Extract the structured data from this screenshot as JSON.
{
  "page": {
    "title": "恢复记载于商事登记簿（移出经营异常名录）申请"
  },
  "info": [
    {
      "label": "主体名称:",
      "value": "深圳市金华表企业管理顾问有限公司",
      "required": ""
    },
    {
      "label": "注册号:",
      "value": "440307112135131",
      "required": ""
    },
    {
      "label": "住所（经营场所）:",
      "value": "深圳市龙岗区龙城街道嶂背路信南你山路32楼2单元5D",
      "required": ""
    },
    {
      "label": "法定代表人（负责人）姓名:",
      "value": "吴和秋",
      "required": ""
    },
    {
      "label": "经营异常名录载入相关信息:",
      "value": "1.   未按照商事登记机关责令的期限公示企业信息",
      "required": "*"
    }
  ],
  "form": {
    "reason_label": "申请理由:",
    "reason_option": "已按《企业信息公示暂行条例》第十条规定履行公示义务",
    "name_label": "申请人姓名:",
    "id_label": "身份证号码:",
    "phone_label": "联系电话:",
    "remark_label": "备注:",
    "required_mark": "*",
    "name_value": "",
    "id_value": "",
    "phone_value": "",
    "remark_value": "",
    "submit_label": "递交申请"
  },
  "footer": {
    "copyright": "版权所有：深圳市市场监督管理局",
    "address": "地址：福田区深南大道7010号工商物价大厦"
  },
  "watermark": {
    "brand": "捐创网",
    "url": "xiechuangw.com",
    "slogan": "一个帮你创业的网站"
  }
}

§ **TASK REQUIREMENTS**:
Retype the records above exactly.

§ **TASK ANSWER**:
Extract the structured data from this screenshot as JSON.
{
  "page": {
    "title": "恢复记载于商事登记簿（移出经营异常名录）申请"
  },
  "info": [
    {
      "label": "主体名称:",
      "value": "深圳市金华表企业管理顾问有限公司",
      "required": ""
    },
    {
      "label": "注册号:",
      "value": "440307112135131",
      "required": ""
    },
    {
      "label": "住所（经营场所）:",
      "value": "深圳市龙岗区龙城街道嶂背路信南你山路32楼2单元5D",
      "required": ""
    },
    {
      "label": "法定代表人（负责人）姓名:",
      "value": "吴和秋",
      "required": ""
    },
    {
      "label": "经营异常名录载入相关信息:",
      "value": "1.   未按照商事登记机关责令的期限公示企业信息",
      "required": "*"
    }
  ],
  "form": {
    "reason_label": "申请理由:",
    "reason_option": "已按《企业信息公示暂行条例》第十条规定履行公示义务",
    "name_label": "申请人姓名:",
    "id_label": "身份证号码:",
    "phone_label": "联系电话:",
    "remark_label": "备注:",
    "required_mark": "*",
    "name_value": "",
    "id_value": "",
    "phone_value": "",
    "remark_value": "",
    "submit_label": "递交申请"
  },
  "footer": {
    "copyright": "版权所有：深圳市市场监督管理局",
    "address": "地址：福田区深南大道7010号工商物价大厦"
  },
  "watermark": {
    "brand": "捐创网",
    "url": "xiechuangw.com",
    "slogan": "一个帮你创业的网站"
  }
}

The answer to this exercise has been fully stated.